(Dataset records)
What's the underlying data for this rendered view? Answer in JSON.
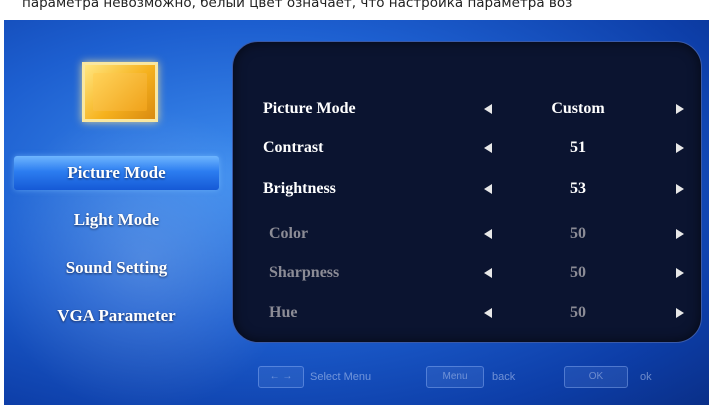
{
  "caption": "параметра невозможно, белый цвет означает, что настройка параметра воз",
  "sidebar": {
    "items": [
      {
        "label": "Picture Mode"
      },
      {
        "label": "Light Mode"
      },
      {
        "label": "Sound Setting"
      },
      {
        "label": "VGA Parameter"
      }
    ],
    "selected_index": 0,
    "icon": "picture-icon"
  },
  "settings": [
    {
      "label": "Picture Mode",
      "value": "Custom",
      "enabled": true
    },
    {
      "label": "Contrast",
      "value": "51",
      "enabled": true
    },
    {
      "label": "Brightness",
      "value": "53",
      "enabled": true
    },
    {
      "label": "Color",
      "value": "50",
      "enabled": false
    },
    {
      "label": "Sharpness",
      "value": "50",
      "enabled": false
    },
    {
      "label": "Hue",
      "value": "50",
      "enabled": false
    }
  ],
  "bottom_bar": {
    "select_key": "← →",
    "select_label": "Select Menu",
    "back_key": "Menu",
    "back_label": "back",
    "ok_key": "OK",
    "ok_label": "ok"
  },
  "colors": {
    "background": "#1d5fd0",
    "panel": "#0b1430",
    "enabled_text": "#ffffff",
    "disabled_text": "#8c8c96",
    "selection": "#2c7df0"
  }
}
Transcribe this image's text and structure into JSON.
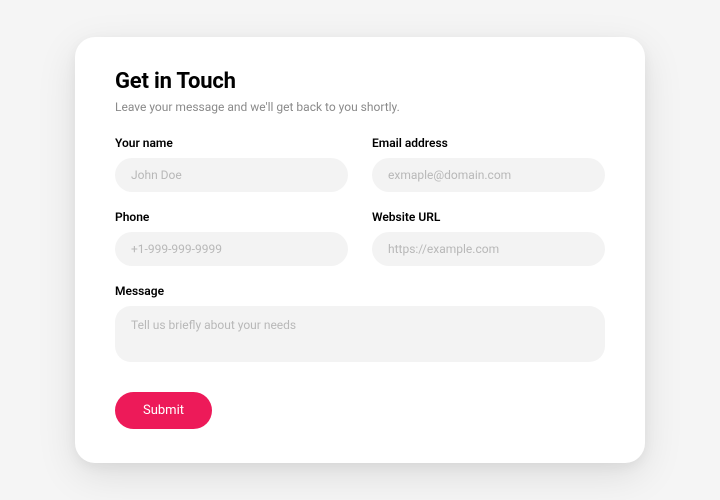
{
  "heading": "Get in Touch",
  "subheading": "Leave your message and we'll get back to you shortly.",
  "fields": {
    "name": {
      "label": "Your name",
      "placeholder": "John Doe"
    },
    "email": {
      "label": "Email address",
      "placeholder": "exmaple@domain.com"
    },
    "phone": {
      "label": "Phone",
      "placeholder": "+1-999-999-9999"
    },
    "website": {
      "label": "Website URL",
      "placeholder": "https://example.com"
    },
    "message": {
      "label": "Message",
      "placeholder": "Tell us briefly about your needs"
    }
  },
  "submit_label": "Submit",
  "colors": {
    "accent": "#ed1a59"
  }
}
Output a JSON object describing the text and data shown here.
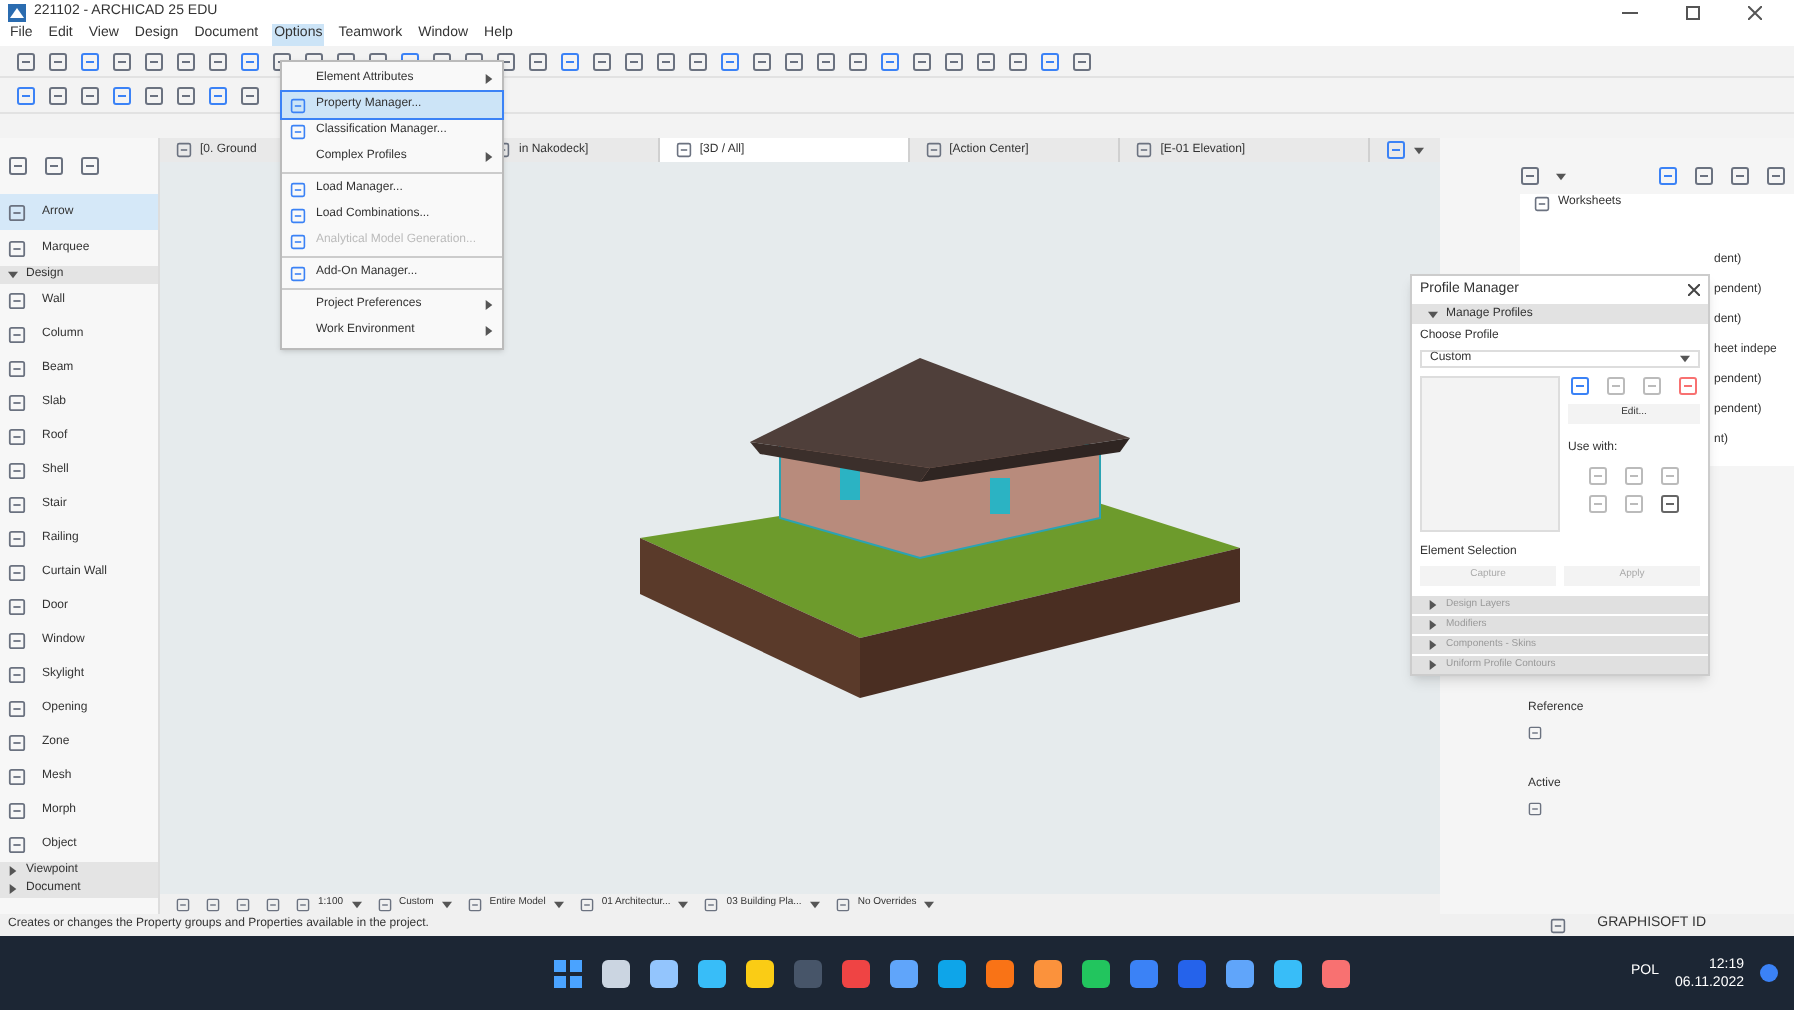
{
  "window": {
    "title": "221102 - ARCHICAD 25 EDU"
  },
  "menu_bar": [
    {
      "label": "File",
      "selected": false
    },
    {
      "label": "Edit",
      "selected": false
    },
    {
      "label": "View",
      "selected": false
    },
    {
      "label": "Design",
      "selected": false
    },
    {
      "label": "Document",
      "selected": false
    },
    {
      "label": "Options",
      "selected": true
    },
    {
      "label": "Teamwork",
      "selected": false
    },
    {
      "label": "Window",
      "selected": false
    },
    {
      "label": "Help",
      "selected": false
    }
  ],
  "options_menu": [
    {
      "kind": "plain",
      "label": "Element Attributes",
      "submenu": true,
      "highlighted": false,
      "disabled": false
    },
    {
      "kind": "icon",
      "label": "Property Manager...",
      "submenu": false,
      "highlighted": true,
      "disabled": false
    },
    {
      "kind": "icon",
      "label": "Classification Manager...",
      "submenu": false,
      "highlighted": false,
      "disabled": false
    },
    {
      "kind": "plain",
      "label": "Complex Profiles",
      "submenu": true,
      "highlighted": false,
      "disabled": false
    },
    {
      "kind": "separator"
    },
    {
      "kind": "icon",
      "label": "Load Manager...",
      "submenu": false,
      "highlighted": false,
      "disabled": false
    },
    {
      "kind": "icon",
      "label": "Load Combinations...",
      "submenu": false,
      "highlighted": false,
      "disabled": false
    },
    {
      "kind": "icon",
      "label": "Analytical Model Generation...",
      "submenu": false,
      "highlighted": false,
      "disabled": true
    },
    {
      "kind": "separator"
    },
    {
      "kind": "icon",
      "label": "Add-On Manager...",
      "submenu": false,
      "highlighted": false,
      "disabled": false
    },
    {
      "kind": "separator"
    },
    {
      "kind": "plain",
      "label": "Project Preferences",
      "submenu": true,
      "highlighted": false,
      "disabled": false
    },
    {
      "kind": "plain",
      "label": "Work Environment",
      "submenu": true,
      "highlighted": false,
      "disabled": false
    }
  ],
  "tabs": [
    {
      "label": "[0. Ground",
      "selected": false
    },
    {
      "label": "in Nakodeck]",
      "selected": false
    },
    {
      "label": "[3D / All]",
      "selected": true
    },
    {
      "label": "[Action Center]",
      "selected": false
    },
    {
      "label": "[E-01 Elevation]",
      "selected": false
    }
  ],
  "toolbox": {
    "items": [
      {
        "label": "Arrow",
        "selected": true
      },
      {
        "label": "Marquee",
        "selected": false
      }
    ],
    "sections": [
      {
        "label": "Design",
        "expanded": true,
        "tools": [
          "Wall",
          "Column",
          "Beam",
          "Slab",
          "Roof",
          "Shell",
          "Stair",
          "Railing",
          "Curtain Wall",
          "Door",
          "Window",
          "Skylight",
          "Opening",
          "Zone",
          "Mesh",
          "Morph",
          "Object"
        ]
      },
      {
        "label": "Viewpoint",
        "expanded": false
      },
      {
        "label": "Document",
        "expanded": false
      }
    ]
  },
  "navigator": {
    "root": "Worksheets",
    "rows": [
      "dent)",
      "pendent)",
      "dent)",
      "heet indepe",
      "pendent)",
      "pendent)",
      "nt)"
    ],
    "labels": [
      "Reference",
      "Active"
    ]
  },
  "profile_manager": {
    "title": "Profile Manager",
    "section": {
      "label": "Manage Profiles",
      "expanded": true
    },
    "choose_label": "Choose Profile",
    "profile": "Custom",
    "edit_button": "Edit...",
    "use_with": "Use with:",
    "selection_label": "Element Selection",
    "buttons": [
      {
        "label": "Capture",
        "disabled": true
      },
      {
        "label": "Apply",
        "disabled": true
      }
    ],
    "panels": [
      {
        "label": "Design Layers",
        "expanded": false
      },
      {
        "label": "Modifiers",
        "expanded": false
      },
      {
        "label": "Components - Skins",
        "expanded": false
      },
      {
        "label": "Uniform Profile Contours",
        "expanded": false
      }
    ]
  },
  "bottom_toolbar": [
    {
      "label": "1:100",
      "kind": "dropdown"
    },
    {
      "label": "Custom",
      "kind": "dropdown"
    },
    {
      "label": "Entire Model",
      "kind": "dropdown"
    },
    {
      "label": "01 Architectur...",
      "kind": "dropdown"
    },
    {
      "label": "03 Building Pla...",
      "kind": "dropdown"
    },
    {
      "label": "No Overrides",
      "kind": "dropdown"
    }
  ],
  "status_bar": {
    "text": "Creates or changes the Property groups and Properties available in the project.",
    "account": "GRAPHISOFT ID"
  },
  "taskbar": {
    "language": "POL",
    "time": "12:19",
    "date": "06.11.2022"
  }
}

EXERCISE OBJECTIVE => The lines to collect are those holding the string "Property"; copy them all.

THE ANSWER =>
      "label": "Property Manager...",
    "text": "Creates or changes the Property groups and Properties available in the project.",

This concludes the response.